Exercise instructions - Where a line holds the word "obtenidas", copy that line.

Dataset entries -
* start *

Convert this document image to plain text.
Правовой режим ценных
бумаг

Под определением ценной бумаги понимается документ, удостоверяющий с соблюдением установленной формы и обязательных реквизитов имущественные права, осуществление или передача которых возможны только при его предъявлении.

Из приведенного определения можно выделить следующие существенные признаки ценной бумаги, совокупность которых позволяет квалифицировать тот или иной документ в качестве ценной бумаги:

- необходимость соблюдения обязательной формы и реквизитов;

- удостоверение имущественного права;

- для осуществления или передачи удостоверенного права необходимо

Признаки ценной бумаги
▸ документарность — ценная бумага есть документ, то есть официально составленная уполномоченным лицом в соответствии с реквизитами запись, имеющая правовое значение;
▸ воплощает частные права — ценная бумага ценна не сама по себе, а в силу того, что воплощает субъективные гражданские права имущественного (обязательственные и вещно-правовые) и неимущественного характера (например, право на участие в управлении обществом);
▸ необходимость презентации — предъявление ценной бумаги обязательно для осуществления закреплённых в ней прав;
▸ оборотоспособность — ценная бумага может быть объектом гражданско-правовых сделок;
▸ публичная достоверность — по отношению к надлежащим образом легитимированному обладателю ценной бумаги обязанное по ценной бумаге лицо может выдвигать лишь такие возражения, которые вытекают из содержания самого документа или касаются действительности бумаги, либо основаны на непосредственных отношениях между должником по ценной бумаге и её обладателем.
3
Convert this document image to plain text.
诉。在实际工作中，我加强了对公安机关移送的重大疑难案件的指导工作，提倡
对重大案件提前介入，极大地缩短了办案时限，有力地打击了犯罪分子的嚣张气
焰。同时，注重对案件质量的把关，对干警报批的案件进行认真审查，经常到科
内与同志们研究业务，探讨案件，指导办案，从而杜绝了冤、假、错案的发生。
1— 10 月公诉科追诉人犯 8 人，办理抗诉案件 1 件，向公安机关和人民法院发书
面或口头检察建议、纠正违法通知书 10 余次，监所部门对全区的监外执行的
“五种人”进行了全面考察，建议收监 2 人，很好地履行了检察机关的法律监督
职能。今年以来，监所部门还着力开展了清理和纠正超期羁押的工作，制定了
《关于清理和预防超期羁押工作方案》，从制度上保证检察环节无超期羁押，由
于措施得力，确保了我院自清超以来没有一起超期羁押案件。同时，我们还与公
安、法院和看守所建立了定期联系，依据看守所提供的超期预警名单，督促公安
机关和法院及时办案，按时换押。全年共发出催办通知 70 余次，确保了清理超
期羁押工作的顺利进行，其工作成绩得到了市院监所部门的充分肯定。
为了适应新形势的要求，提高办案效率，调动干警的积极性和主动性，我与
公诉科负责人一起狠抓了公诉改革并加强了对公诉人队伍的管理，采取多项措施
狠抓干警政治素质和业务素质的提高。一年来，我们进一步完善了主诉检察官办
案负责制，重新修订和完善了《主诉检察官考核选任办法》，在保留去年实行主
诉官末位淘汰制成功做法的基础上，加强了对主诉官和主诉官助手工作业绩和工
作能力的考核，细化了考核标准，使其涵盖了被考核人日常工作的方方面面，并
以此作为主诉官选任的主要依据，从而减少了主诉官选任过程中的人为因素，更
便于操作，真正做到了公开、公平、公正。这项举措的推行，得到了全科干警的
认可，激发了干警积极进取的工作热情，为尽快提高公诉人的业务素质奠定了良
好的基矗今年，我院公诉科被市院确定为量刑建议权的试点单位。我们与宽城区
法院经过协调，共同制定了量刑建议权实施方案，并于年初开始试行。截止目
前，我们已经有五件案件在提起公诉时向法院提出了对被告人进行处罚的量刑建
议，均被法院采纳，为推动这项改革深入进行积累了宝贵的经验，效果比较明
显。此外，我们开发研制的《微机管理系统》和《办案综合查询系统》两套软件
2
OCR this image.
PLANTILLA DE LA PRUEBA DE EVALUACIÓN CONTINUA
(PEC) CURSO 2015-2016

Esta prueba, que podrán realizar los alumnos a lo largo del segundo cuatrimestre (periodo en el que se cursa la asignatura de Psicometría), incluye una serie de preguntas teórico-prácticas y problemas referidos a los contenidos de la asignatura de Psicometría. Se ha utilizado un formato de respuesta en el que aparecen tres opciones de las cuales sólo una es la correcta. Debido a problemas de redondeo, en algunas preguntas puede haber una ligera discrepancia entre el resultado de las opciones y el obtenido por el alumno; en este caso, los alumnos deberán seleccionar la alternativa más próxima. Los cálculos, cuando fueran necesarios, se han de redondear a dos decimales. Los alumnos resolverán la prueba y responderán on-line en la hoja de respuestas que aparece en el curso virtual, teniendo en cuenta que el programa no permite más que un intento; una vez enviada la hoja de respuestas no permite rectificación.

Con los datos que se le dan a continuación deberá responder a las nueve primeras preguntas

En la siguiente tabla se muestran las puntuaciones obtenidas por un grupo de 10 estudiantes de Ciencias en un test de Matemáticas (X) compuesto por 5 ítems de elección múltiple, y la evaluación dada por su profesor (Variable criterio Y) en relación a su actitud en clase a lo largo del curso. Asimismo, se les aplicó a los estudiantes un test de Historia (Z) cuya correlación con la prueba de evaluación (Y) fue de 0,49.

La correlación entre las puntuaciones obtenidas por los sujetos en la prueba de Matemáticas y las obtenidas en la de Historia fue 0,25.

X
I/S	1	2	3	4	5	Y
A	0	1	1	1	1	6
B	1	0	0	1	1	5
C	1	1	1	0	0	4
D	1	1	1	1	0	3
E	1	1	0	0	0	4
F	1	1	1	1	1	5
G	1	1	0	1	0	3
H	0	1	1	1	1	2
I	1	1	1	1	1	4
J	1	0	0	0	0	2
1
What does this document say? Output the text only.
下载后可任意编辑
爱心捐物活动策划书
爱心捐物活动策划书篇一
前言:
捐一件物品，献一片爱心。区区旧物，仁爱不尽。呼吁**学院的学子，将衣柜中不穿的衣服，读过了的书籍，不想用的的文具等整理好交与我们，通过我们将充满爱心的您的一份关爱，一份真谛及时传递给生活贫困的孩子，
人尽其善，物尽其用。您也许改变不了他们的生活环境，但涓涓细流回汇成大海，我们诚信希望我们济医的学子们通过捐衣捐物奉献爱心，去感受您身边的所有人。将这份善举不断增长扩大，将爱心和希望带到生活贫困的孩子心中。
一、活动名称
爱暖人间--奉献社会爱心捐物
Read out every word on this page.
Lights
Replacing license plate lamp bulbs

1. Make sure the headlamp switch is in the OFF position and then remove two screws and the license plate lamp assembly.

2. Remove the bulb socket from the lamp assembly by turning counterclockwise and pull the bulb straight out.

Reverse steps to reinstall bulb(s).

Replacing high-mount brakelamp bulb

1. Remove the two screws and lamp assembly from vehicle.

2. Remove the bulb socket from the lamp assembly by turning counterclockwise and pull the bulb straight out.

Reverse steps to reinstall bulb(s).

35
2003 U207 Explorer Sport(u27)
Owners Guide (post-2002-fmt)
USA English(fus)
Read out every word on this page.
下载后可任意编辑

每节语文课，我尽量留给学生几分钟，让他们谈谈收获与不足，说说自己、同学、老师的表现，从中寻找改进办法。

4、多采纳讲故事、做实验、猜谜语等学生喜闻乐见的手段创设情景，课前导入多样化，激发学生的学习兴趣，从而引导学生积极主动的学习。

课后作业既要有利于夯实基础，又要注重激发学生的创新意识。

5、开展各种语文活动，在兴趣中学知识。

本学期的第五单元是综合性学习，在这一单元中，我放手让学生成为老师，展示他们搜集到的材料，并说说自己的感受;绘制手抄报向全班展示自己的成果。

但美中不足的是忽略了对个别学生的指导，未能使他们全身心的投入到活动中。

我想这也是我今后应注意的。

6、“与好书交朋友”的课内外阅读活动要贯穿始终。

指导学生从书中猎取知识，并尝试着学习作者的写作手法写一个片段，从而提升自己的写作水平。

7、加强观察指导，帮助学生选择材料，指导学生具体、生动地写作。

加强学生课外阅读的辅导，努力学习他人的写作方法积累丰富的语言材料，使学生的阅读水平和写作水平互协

* end *

Task solution -
En la siguiente tabla se muestran las puntuaciones obtenidas por un grupo de 10 estudiantes de Ciencias en un test de Matemáticas (X) compuesto por 5 ítems de elección múltiple, y la evaluación dada por su profesor (Variable criterio Y) en relación a su actitud en clase a lo largo del curso. Asimismo, se les aplicó a los estudiantes un test de Historia (Z) cuya correlación con la prueba de evaluación (Y) fue de 0,49.
La correlación entre las puntuaciones obtenidas por los sujetos en la prueba de Matemáticas y las obtenidas en la de Historia fue 0,25.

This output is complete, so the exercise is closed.